Given problem: Repeat all the records exactly, omitting pictures.

Figure content listings:
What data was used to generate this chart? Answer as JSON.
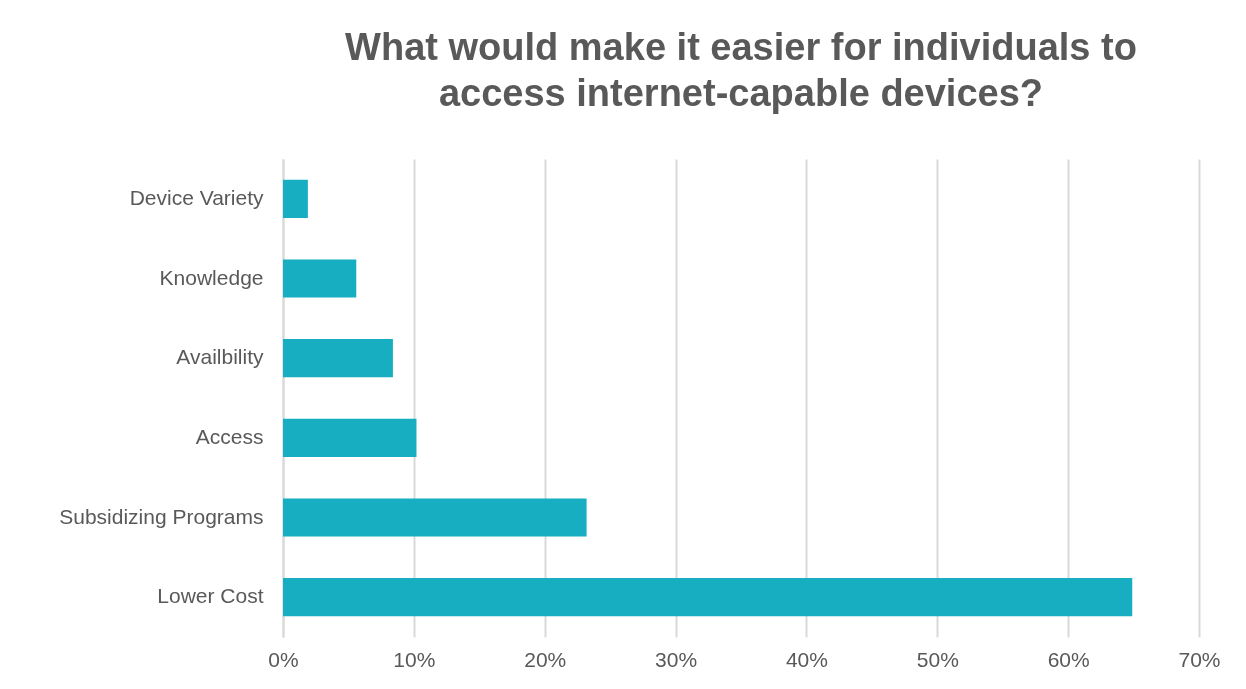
{
  "chart_data": {
    "type": "bar",
    "orientation": "horizontal",
    "title": "What would make it easier for individuals to\naccess internet-capable devices?",
    "categories": [
      "Device Variety",
      "Knowledge",
      "Availbility",
      "Access",
      "Subsidizing Programs",
      "Lower Cost"
    ],
    "values": [
      1.9,
      5.6,
      8.4,
      10.2,
      23.2,
      64.9
    ],
    "color": "#17aec2",
    "xlim": [
      0,
      70
    ],
    "xticks": [
      {
        "value": 0,
        "label": "0%"
      },
      {
        "value": 10,
        "label": "10%"
      },
      {
        "value": 20,
        "label": "20%"
      },
      {
        "value": 30,
        "label": "30%"
      },
      {
        "value": 40,
        "label": "40%"
      },
      {
        "value": 50,
        "label": "50%"
      },
      {
        "value": 60,
        "label": "60%"
      },
      {
        "value": 70,
        "label": "70%"
      }
    ],
    "grid": "x"
  }
}
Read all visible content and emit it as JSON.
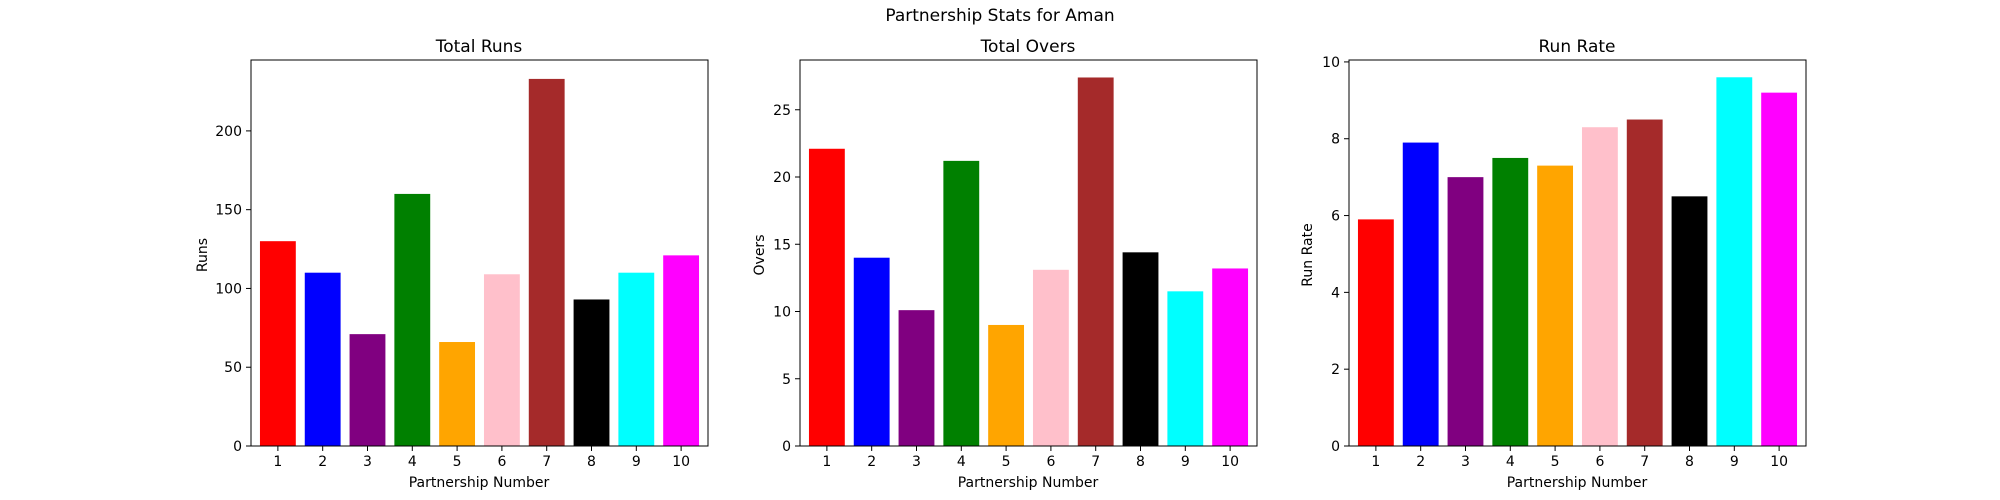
{
  "figure": {
    "title": "Partnership Stats for Aman"
  },
  "bar_colors": [
    "#ff0000",
    "#0000ff",
    "#800080",
    "#008000",
    "#ffa500",
    "#ffc0cb",
    "#a52a2a",
    "#000000",
    "#00ffff",
    "#ff00ff"
  ],
  "chart_data": [
    {
      "type": "bar",
      "title": "Total Runs",
      "xlabel": "Partnership Number",
      "ylabel": "Runs",
      "categories": [
        "1",
        "2",
        "3",
        "4",
        "5",
        "6",
        "7",
        "8",
        "9",
        "10"
      ],
      "values": [
        130,
        110,
        71,
        160,
        66,
        109,
        233,
        93,
        110,
        121
      ],
      "ylim": [
        0,
        245
      ],
      "yticks": [
        0,
        50,
        100,
        150,
        200
      ]
    },
    {
      "type": "bar",
      "title": "Total Overs",
      "xlabel": "Partnership Number",
      "ylabel": "Overs",
      "categories": [
        "1",
        "2",
        "3",
        "4",
        "5",
        "6",
        "7",
        "8",
        "9",
        "10"
      ],
      "values": [
        22.1,
        14.0,
        10.1,
        21.2,
        9.0,
        13.1,
        27.4,
        14.4,
        11.5,
        13.2
      ],
      "ylim": [
        0,
        28.7
      ],
      "yticks": [
        0,
        5,
        10,
        15,
        20,
        25
      ]
    },
    {
      "type": "bar",
      "title": "Run Rate",
      "xlabel": "Partnership Number",
      "ylabel": "Run Rate",
      "categories": [
        "1",
        "2",
        "3",
        "4",
        "5",
        "6",
        "7",
        "8",
        "9",
        "10"
      ],
      "values": [
        5.9,
        7.9,
        7.0,
        7.5,
        7.3,
        8.3,
        8.5,
        6.5,
        9.6,
        9.2
      ],
      "ylim": [
        0,
        10.05
      ],
      "yticks": [
        0,
        2,
        4,
        6,
        8,
        10
      ]
    }
  ]
}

Answer to this task:
What data was used to generate this chart? Answer as JSON.
{
  "chart_data": {
    "type": "bar",
    "orientation": "horizontal",
    "title": "What would make it easier for individuals to\naccess internet-capable devices?",
    "categories": [
      "Device Variety",
      "Knowledge",
      "Availbility",
      "Access",
      "Subsidizing Programs",
      "Lower Cost"
    ],
    "values": [
      1.9,
      5.6,
      8.4,
      10.2,
      23.2,
      64.9
    ],
    "color": "#17aec2",
    "xlim": [
      0,
      70
    ],
    "xticks": [
      {
        "value": 0,
        "label": "0%"
      },
      {
        "value": 10,
        "label": "10%"
      },
      {
        "value": 20,
        "label": "20%"
      },
      {
        "value": 30,
        "label": "30%"
      },
      {
        "value": 40,
        "label": "40%"
      },
      {
        "value": 50,
        "label": "50%"
      },
      {
        "value": 60,
        "label": "60%"
      },
      {
        "value": 70,
        "label": "70%"
      }
    ],
    "grid": "x"
  }
}
Read all visible content and emit it as JSON.
{
  "figure": {
    "title": "Partnership Stats for Aman"
  },
  "bar_colors": [
    "#ff0000",
    "#0000ff",
    "#800080",
    "#008000",
    "#ffa500",
    "#ffc0cb",
    "#a52a2a",
    "#000000",
    "#00ffff",
    "#ff00ff"
  ],
  "chart_data": [
    {
      "type": "bar",
      "title": "Total Runs",
      "xlabel": "Partnership Number",
      "ylabel": "Runs",
      "categories": [
        "1",
        "2",
        "3",
        "4",
        "5",
        "6",
        "7",
        "8",
        "9",
        "10"
      ],
      "values": [
        130,
        110,
        71,
        160,
        66,
        109,
        233,
        93,
        110,
        121
      ],
      "ylim": [
        0,
        245
      ],
      "yticks": [
        0,
        50,
        100,
        150,
        200
      ]
    },
    {
      "type": "bar",
      "title": "Total Overs",
      "xlabel": "Partnership Number",
      "ylabel": "Overs",
      "categories": [
        "1",
        "2",
        "3",
        "4",
        "5",
        "6",
        "7",
        "8",
        "9",
        "10"
      ],
      "values": [
        22.1,
        14.0,
        10.1,
        21.2,
        9.0,
        13.1,
        27.4,
        14.4,
        11.5,
        13.2
      ],
      "ylim": [
        0,
        28.7
      ],
      "yticks": [
        0,
        5,
        10,
        15,
        20,
        25
      ]
    },
    {
      "type": "bar",
      "title": "Run Rate",
      "xlabel": "Partnership Number",
      "ylabel": "Run Rate",
      "categories": [
        "1",
        "2",
        "3",
        "4",
        "5",
        "6",
        "7",
        "8",
        "9",
        "10"
      ],
      "values": [
        5.9,
        7.9,
        7.0,
        7.5,
        7.3,
        8.3,
        8.5,
        6.5,
        9.6,
        9.2
      ],
      "ylim": [
        0,
        10.05
      ],
      "yticks": [
        0,
        2,
        4,
        6,
        8,
        10
      ]
    }
  ]
}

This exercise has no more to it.